§ AIM:
Give every entry again, word for word.

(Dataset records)
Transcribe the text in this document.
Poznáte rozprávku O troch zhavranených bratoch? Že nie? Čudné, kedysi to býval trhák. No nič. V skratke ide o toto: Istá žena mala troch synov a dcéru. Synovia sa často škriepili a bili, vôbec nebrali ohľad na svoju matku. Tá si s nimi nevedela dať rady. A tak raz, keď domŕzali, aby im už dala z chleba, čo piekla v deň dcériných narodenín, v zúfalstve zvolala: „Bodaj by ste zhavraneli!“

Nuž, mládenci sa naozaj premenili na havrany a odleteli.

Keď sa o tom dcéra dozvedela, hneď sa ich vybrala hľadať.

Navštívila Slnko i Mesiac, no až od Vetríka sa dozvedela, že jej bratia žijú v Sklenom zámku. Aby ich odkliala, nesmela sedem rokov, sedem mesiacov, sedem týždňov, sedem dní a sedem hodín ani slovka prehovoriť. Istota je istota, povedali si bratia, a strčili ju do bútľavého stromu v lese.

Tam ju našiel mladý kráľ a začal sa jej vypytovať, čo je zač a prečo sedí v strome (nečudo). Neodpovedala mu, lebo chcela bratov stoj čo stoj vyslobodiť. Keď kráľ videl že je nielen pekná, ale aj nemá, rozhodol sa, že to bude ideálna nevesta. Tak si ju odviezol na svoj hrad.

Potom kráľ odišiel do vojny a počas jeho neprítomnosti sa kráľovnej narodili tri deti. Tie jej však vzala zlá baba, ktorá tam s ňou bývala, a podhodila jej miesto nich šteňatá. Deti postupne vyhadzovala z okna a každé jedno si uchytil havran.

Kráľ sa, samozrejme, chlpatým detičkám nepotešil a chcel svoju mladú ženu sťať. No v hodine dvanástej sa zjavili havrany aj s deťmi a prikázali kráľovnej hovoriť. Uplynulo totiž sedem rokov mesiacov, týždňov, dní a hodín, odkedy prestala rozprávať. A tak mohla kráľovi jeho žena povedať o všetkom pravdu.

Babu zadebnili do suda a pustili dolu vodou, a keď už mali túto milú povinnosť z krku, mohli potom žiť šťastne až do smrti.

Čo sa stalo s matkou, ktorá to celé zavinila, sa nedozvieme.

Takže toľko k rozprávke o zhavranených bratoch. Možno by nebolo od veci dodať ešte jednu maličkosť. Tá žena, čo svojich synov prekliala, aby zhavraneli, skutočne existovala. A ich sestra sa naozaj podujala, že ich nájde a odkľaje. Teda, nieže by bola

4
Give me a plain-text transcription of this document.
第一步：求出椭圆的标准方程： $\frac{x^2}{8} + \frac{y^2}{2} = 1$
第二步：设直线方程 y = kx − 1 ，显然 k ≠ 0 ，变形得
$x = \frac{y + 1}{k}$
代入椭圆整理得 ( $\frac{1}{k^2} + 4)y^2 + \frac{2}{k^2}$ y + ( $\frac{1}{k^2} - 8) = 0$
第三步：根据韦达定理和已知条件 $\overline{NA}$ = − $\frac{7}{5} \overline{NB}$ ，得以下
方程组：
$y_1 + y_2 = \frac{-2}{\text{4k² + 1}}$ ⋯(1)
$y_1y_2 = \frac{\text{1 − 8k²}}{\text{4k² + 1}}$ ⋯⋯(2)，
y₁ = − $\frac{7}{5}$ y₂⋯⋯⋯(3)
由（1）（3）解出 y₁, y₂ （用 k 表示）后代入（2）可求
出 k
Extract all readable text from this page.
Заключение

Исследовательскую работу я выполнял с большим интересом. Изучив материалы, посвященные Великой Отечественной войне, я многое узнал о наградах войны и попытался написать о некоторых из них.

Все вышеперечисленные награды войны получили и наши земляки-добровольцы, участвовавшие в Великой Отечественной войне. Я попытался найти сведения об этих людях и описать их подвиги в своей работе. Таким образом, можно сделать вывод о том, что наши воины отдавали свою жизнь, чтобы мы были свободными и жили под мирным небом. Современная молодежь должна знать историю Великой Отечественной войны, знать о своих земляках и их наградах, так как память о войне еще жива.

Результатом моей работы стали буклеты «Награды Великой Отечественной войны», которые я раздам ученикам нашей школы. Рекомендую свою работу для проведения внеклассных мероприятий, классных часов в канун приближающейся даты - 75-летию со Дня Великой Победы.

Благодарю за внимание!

§ SOLUTION TO THIS EXERCISE:
Transcribe the text in this document.
Poznáte rozprávku O troch zhavranených bratoch? Že nie? Čudné, kedysi to býval trhák. No nič. V skratke ide o toto: Istá žena mala troch synov a dcéru. Synovia sa často škriepili a bili, vôbec nebrali ohľad na svoju matku. Tá si s nimi nevedela dať rady. A tak raz, keď domŕzali, aby im už dala z chleba, čo piekla v deň dcériných narodenín, v zúfalstve zvolala: „Bodaj by ste zhavraneli!“

Nuž, mládenci sa naozaj premenili na havrany a odleteli.

Keď sa o tom dcéra dozvedela, hneď sa ich vybrala hľadať.

Navštívila Slnko i Mesiac, no až od Vetríka sa dozvedela, že jej bratia žijú v Sklenom zámku. Aby ich odkliala, nesmela sedem rokov, sedem mesiacov, sedem týždňov, sedem dní a sedem hodín ani slovka prehovoriť. Istota je istota, povedali si bratia, a strčili ju do bútľavého stromu v lese.

Tam ju našiel mladý kráľ a začal sa jej vypytovať, čo je zač a prečo sedí v strome (nečudo). Neodpovedala mu, lebo chcela bratov stoj čo stoj vyslobodiť. Keď kráľ videl že je nielen pekná, ale aj nemá, rozhodol sa, že to bude ideálna nevesta. Tak si ju odviezol na svoj hrad.

Potom kráľ odišiel do vojny a počas jeho neprítomnosti sa kráľovnej narodili tri deti. Tie jej však vzala zlá baba, ktorá tam s ňou bývala, a podhodila jej miesto nich šteňatá. Deti postupne vyhadzovala z okna a každé jedno si uchytil havran.

Kráľ sa, samozrejme, chlpatým detičkám nepotešil a chcel svoju mladú ženu sťať. No v hodine dvanástej sa zjavili havrany aj s deťmi a prikázali kráľovnej hovoriť. Uplynulo totiž sedem rokov mesiacov, týždňov, dní a hodín, odkedy prestala rozprávať. A tak mohla kráľovi jeho žena povedať o všetkom pravdu.

Babu zadebnili do suda a pustili dolu vodou, a keď už mali túto milú povinnosť z krku, mohli potom žiť šťastne až do smrti.

Čo sa stalo s matkou, ktorá to celé zavinila, sa nedozvieme.

Takže toľko k rozprávke o zhavranených bratoch. Možno by nebolo od veci dodať ešte jednu maličkosť. Tá žena, čo svojich synov prekliala, aby zhavraneli, skutočne existovala. A ich sestra sa naozaj podujala, že ich nájde a odkľaje. Teda, nieže by bola

4
Give me a plain-text transcription of this document.
第一步：求出椭圆的标准方程： $\frac{x^2}{8} + \frac{y^2}{2} = 1$
第二步：设直线方程 y = kx − 1 ，显然 k ≠ 0 ，变形得
$x = \frac{y + 1}{k}$
代入椭圆整理得 ( $\frac{1}{k^2} + 4)y^2 + \frac{2}{k^2}$ y + ( $\frac{1}{k^2} - 8) = 0$
第三步：根据韦达定理和已知条件 $\overline{NA}$ = − $\frac{7}{5} \overline{NB}$ ，得以下
方程组：
$y_1 + y_2 = \frac{-2}{\text{4k² + 1}}$ ⋯(1)
$y_1y_2 = \frac{\text{1 − 8k²}}{\text{4k² + 1}}$ ⋯⋯(2)，
y₁ = − $\frac{7}{5}$ y₂⋯⋯⋯(3)
由（1）（3）解出 y₁, y₂ （用 k 表示）后代入（2）可求
出 k
Extract all readable text from this page.
Заключение

Исследовательскую работу я выполнял с большим интересом. Изучив материалы, посвященные Великой Отечественной войне, я многое узнал о наградах войны и попытался написать о некоторых из них.

Все вышеперечисленные награды войны получили и наши земляки-добровольцы, участвовавшие в Великой Отечественной войне. Я попытался найти сведения об этих людях и описать их подвиги в своей работе. Таким образом, можно сделать вывод о том, что наши воины отдавали свою жизнь, чтобы мы были свободными и жили под мирным небом. Современная молодежь должна знать историю Великой Отечественной войны, знать о своих земляках и их наградах, так как память о войне еще жива.

Результатом моей работы стали буклеты «Награды Великой Отечественной войны», которые я раздам ученикам нашей школы. Рекомендую свою работу для проведения внеклассных мероприятий, классных часов в канун приближающейся даты - 75-летию со Дня Великой Победы.

Благодарю за внимание!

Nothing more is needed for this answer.